[Supplied material start]

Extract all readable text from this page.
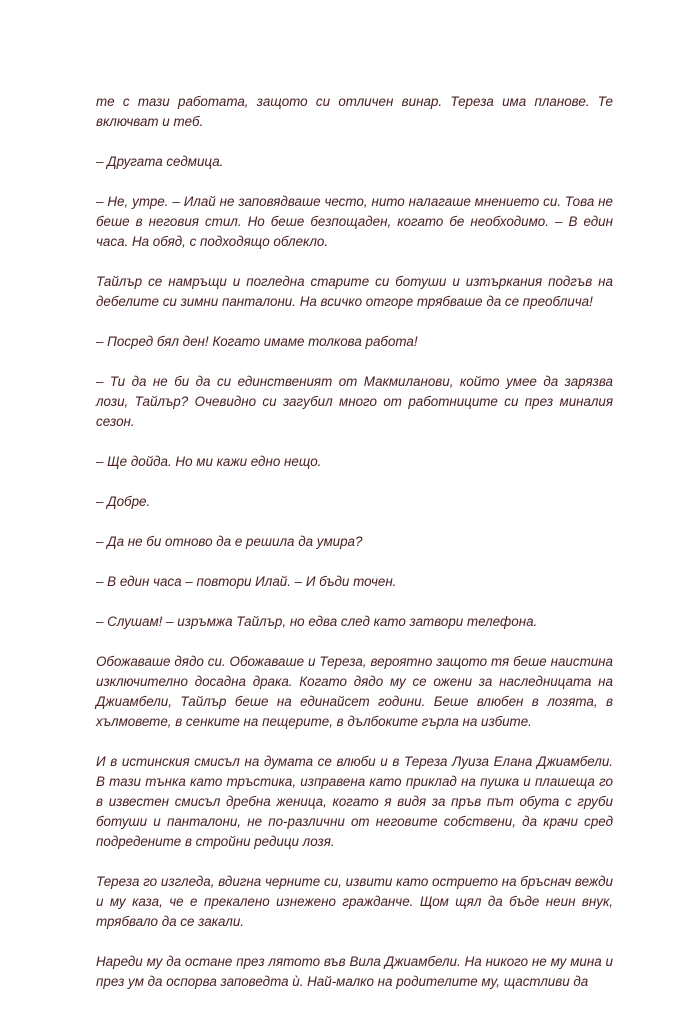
те с тази работата, защото си отличен винар. Тереза има планове. Те включват и теб.

– Другата седмица.

– Не, утре. – Илай не заповядваше често, нито налагаше мнението си. Това не беше в неговия стил. Но беше безпощаден, когато бе необходимо. – В един часа. На обяд, с подходящо облекло.

Тайлър се намръщи и погледна старите си ботуши и изтъркания подгъв на дебелите си зимни панталони. На всичко отгоре трябваше да се преоблича!

– Посред бял ден! Когато имаме толкова работа!

– Ти да не би да си единственият от Макмиланови, който умее да зарязва лози, Тайлър? Очевидно си загубил много от работниците си през миналия сезон.

– Ще дойда. Но ми кажи едно нещо.

– Добре.

– Да не би отново да е решила да умира?

– В един часа – повтори Илай. – И бъди точен.

– Слушам! – изръмжа Тайлър, но едва след като затвори телефона.

Обожаваше дядо си. Обожаваше и Тереза, вероятно защото тя беше наистина изключително досадна драка. Когато дядо му се ожени за наследницата на Джиамбели, Тайлър беше на единайсет години. Беше влюбен в лозята, в хълмовете, в сенките на пещерите, в дълбоките гърла на избите.

И в истинския смисъл на думата се влюби и в Тереза Луиза Елана Джиамбели. В тази тънка като тръстика, изправена като приклад на пушка и плашеща го в известен смисъл дребна женица, когато я видя за пръв път обута с груби ботуши и панталони, не по-различни от неговите собствени, да крачи сред подредените в стройни редици лозя.

Тереза го изгледа, вдигна черните си, извити като острието на бръснач вежди и му каза, че е прекалено изнежено гражданче. Щом щял да бъде неин внук, трябвало да се закали.

Нареди му да остане през лятото във Вила Джиамбели. На никого не му мина и през ум да оспорва заповедта ѝ. Най-малко на родителите му, щастливи да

[Supplied material end]

What you should do -
Transcribe all of the material exactly, leaving out whatever pictures it contains.

The solution -
Extract all readable text from this page.
те с тази работата, защото си отличен винар. Тереза има планове. Те включват и теб.

– Другата седмица.

– Не, утре. – Илай не заповядваше често, нито налагаше мнението си. Това не беше в неговия стил. Но беше безпощаден, когато бе необходимо. – В един часа. На обяд, с подходящо облекло.

Тайлър се намръщи и погледна старите си ботуши и изтъркания подгъв на дебелите си зимни панталони. На всичко отгоре трябваше да се преоблича!

– Посред бял ден! Когато имаме толкова работа!

– Ти да не би да си единственият от Макмиланови, който умее да зарязва лози, Тайлър? Очевидно си загубил много от работниците си през миналия сезон.

– Ще дойда. Но ми кажи едно нещо.

– Добре.

– Да не би отново да е решила да умира?

– В един часа – повтори Илай. – И бъди точен.

– Слушам! – изръмжа Тайлър, но едва след като затвори телефона.

Обожаваше дядо си. Обожаваше и Тереза, вероятно защото тя беше наистина изключително досадна драка. Когато дядо му се ожени за наследницата на Джиамбели, Тайлър беше на единайсет години. Беше влюбен в лозята, в хълмовете, в сенките на пещерите, в дълбоките гърла на избите.

И в истинския смисъл на думата се влюби и в Тереза Луиза Елана Джиамбели. В тази тънка като тръстика, изправена като приклад на пушка и плашеща го в известен смисъл дребна женица, когато я видя за пръв път обута с груби ботуши и панталони, не по-различни от неговите собствени, да крачи сред подредените в стройни редици лозя.

Тереза го изгледа, вдигна черните си, извити като острието на бръснач вежди и му каза, че е прекалено изнежено гражданче. Щом щял да бъде неин внук, трябвало да се закали.

Нареди му да остане през лятото във Вила Джиамбели. На никого не му мина и през ум да оспорва заповедта ѝ. Най-малко на родителите му, щастливи да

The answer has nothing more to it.